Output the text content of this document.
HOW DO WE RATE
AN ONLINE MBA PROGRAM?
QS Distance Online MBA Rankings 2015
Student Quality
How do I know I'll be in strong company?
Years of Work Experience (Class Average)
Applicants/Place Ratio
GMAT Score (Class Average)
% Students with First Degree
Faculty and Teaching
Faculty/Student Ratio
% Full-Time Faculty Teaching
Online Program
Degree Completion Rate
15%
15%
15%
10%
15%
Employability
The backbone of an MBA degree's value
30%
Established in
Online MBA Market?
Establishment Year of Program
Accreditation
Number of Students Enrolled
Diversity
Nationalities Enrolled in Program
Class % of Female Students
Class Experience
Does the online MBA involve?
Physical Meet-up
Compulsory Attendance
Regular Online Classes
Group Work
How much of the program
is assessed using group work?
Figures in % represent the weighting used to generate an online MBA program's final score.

...

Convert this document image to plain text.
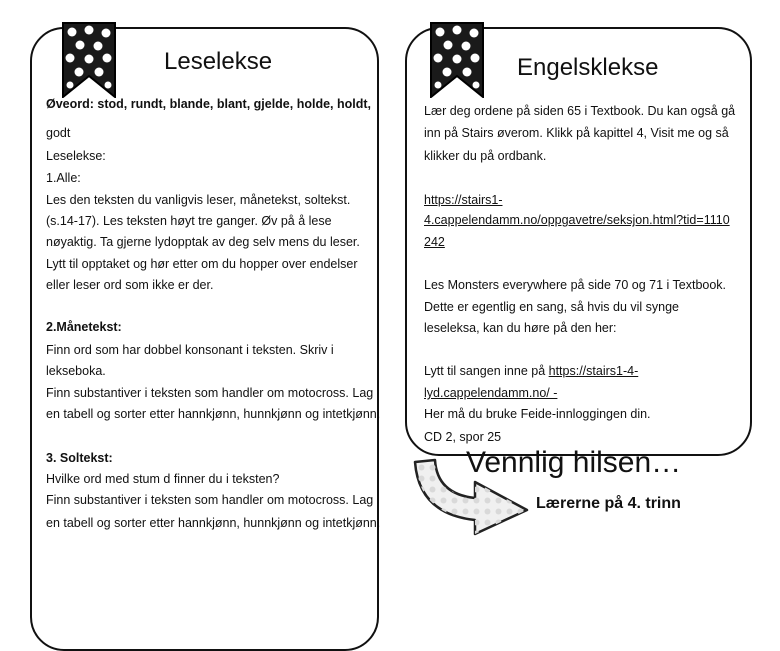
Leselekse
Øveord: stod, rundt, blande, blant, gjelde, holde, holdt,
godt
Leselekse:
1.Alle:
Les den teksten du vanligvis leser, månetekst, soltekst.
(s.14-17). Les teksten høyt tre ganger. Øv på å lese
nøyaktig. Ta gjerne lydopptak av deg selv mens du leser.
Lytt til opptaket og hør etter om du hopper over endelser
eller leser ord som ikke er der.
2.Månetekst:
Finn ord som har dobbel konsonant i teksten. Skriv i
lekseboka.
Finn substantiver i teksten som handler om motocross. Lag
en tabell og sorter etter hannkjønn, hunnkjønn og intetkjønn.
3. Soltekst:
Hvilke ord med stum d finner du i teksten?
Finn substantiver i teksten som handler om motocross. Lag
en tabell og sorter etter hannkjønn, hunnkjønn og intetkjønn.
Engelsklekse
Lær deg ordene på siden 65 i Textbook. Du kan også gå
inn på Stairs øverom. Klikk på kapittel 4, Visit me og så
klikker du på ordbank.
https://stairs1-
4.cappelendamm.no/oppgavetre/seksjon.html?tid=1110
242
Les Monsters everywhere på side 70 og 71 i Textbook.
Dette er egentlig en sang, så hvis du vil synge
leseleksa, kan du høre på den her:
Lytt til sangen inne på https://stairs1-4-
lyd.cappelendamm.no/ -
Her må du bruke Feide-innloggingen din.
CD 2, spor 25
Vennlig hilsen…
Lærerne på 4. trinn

# [WHAT IS NEEDED]
Gather all lines from the records above in which "Experience" appears.

# [ANSWER TO THIS EXERCISE]
Years of Work Experience (Class Average)
Class Experience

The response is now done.